** Start EXERCISE INPUTS **

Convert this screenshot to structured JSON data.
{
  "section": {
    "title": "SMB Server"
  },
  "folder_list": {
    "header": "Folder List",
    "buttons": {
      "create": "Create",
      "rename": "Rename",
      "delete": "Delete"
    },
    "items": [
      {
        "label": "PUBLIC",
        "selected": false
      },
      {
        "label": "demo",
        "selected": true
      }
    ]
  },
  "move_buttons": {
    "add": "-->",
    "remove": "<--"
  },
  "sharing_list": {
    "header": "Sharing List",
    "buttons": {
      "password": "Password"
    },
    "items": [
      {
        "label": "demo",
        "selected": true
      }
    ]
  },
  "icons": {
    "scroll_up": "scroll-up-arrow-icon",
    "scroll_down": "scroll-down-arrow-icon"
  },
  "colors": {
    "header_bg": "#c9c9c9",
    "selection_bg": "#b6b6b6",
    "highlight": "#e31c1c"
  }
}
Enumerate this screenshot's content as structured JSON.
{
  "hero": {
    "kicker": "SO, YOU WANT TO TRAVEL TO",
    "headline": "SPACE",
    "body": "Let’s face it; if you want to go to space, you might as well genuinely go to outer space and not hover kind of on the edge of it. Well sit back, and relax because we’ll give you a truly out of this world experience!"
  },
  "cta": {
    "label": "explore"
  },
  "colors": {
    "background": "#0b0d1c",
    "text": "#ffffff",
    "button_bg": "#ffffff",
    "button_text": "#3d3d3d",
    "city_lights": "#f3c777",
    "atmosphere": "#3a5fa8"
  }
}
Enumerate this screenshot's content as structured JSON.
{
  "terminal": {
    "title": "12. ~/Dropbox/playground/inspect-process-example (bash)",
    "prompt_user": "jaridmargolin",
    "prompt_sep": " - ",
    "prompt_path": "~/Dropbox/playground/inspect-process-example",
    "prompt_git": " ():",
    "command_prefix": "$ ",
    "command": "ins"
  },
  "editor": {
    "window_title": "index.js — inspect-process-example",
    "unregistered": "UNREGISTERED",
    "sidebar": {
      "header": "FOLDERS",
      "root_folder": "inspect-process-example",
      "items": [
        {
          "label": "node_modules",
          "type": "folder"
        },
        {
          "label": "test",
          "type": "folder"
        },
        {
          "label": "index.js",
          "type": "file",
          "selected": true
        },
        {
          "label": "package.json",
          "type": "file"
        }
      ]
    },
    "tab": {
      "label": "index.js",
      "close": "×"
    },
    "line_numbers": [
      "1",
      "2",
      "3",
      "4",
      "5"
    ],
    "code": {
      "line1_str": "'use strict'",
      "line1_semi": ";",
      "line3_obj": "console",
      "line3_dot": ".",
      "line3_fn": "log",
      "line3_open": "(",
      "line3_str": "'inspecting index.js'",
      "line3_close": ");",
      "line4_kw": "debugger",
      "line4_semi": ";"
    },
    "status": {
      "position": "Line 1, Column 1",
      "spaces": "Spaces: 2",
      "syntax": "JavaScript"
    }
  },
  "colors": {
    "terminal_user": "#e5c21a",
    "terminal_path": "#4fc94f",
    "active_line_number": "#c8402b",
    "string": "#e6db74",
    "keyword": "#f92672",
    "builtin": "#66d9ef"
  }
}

** End EXERCISE INPUTS **
** Start EXERCISE INPUTS **

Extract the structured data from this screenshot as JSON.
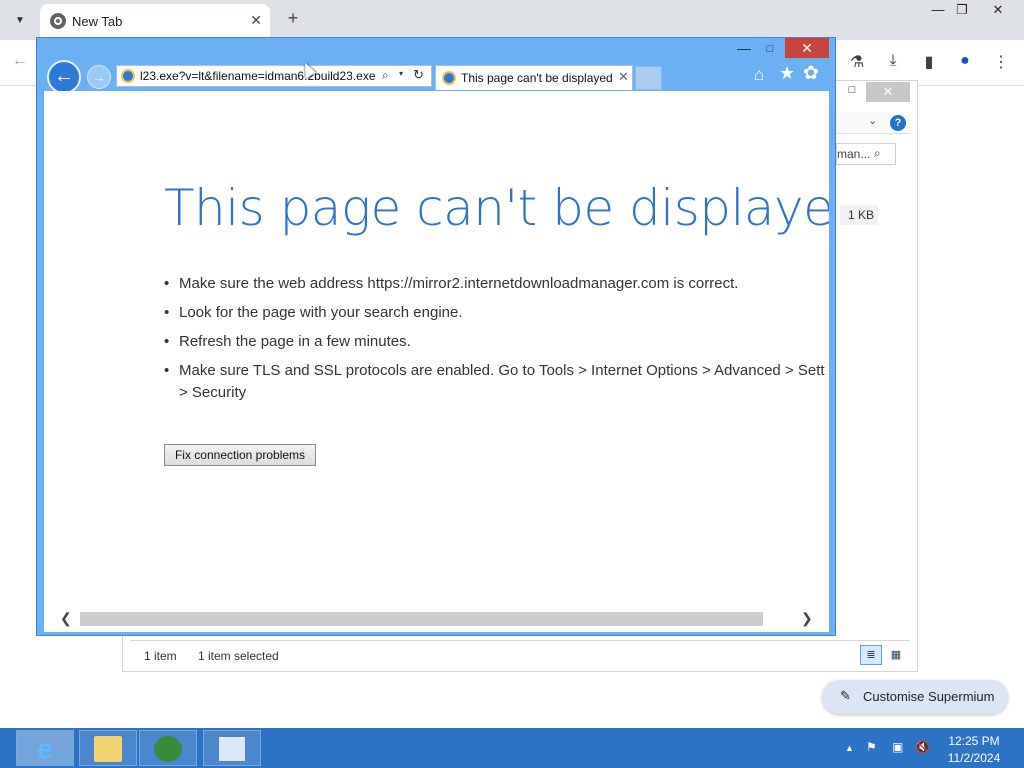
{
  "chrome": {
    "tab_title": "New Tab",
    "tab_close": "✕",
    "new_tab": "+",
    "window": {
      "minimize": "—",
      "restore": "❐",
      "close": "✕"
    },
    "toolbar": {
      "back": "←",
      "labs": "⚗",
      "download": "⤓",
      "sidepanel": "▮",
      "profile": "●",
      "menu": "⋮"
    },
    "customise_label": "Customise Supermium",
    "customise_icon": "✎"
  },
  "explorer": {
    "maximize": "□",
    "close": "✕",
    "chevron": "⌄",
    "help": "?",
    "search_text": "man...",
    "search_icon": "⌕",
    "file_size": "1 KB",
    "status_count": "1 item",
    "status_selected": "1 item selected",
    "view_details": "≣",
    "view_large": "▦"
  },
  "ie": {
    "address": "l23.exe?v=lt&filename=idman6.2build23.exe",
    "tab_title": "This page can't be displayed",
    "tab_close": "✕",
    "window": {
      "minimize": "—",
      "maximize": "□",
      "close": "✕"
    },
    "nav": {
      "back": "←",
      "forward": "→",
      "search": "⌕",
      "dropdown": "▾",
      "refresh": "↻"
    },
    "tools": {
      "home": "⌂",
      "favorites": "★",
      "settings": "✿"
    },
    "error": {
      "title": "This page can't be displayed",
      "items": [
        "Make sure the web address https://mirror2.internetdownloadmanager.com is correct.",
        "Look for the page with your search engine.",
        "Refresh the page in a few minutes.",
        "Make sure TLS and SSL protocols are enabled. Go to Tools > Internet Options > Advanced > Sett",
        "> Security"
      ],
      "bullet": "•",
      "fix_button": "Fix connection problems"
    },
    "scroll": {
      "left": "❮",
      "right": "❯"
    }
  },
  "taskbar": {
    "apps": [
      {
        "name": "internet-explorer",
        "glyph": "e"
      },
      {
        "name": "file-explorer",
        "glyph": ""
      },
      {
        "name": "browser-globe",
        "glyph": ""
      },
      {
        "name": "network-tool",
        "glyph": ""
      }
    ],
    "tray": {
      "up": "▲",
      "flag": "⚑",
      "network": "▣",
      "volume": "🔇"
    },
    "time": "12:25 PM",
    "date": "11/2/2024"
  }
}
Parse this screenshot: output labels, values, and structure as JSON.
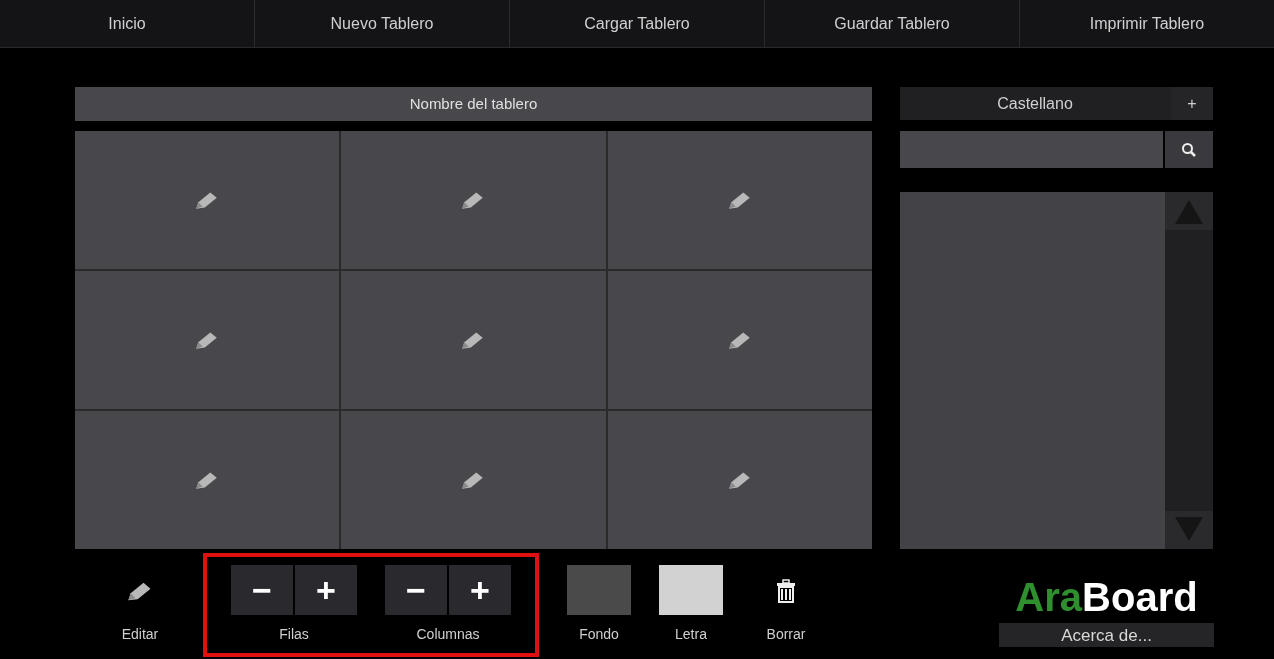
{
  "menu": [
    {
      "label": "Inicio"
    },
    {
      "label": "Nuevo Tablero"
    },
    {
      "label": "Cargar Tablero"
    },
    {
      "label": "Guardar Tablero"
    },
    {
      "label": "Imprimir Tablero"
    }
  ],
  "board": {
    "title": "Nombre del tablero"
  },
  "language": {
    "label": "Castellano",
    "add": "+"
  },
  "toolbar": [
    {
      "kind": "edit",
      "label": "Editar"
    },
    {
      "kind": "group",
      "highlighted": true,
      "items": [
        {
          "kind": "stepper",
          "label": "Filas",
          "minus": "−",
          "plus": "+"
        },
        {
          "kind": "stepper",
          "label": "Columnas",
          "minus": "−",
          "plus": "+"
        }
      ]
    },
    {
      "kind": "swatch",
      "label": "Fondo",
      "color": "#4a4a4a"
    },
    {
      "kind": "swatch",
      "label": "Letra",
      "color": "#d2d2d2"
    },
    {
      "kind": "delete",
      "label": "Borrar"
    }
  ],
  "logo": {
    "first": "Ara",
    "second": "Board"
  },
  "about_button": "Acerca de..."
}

** End EXERCISE INPUTS **

• SET PROBLEM: Filter the listing above by the word "data"; copy each line that passes.

• EXPECTED ANSWER:
Convert this screenshot to structured JSON data.
Extract the structured data from this screenshot as JSON.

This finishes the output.